Extracted information →
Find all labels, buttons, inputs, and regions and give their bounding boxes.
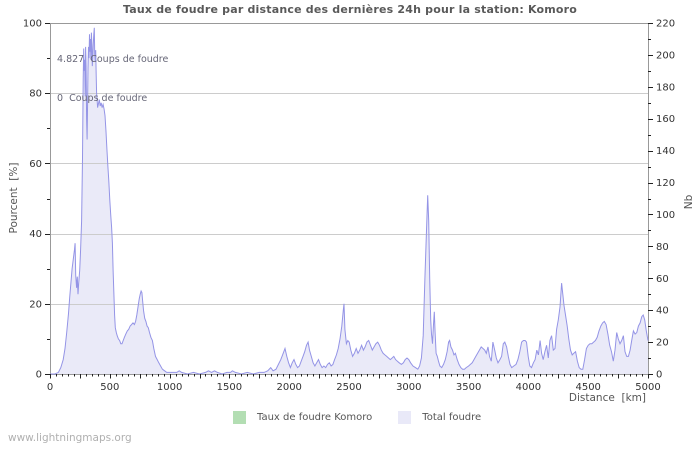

---

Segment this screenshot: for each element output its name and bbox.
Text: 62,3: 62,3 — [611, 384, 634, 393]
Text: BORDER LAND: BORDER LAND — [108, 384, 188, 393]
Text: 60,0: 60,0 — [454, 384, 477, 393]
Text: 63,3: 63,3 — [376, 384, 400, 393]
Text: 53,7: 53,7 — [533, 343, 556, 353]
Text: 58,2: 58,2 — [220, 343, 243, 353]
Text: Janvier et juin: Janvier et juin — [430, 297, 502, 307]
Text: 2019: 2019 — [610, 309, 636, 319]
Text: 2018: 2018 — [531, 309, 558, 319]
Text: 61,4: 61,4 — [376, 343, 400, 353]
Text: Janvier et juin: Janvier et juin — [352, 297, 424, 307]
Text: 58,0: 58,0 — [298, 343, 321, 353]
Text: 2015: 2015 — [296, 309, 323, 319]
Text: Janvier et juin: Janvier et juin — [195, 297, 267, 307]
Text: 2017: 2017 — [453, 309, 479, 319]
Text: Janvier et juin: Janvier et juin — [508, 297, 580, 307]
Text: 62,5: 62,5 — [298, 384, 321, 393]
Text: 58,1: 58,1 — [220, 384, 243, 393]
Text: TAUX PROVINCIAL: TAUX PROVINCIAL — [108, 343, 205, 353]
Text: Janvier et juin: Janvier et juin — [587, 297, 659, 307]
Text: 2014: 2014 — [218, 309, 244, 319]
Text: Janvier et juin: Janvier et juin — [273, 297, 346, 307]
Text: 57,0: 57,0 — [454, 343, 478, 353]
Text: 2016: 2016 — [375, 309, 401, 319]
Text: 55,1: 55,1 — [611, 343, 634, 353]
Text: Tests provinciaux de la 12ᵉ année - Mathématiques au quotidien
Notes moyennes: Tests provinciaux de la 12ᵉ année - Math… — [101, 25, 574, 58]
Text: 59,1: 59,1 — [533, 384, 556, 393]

Problem → Reproduce the rows starting at the line containing "Segment this screenshot: for" and ending at the line containing "Text: Tests provinciaux", with both of those lines included.

Task output →
Segment this screenshot: for each element output its name and bbox.
Text: 62,3: 62,3 — [611, 384, 634, 393]
Text: BORDER LAND: BORDER LAND — [108, 384, 188, 393]
Text: 60,0: 60,0 — [454, 384, 477, 393]
Text: 63,3: 63,3 — [376, 384, 400, 393]
Text: 53,7: 53,7 — [533, 343, 556, 353]
Text: 58,2: 58,2 — [220, 343, 243, 353]
Text: Janvier et juin: Janvier et juin — [430, 297, 502, 307]
Text: 2019: 2019 — [610, 309, 636, 319]
Text: 2018: 2018 — [531, 309, 558, 319]
Text: 61,4: 61,4 — [376, 343, 400, 353]
Text: Janvier et juin: Janvier et juin — [352, 297, 424, 307]
Text: 58,0: 58,0 — [298, 343, 321, 353]
Text: 2015: 2015 — [296, 309, 323, 319]
Text: Janvier et juin: Janvier et juin — [195, 297, 267, 307]
Text: 2017: 2017 — [453, 309, 479, 319]
Text: Janvier et juin: Janvier et juin — [508, 297, 580, 307]
Text: 62,5: 62,5 — [298, 384, 321, 393]
Text: 58,1: 58,1 — [220, 384, 243, 393]
Text: TAUX PROVINCIAL: TAUX PROVINCIAL — [108, 343, 205, 353]
Text: Janvier et juin: Janvier et juin — [587, 297, 659, 307]
Text: 2014: 2014 — [218, 309, 244, 319]
Text: Janvier et juin: Janvier et juin — [273, 297, 346, 307]
Text: 57,0: 57,0 — [454, 343, 478, 353]
Text: 2016: 2016 — [375, 309, 401, 319]
Text: 55,1: 55,1 — [611, 343, 634, 353]
Text: Tests provinciaux de la 12ᵉ année - Mathématiques au quotidien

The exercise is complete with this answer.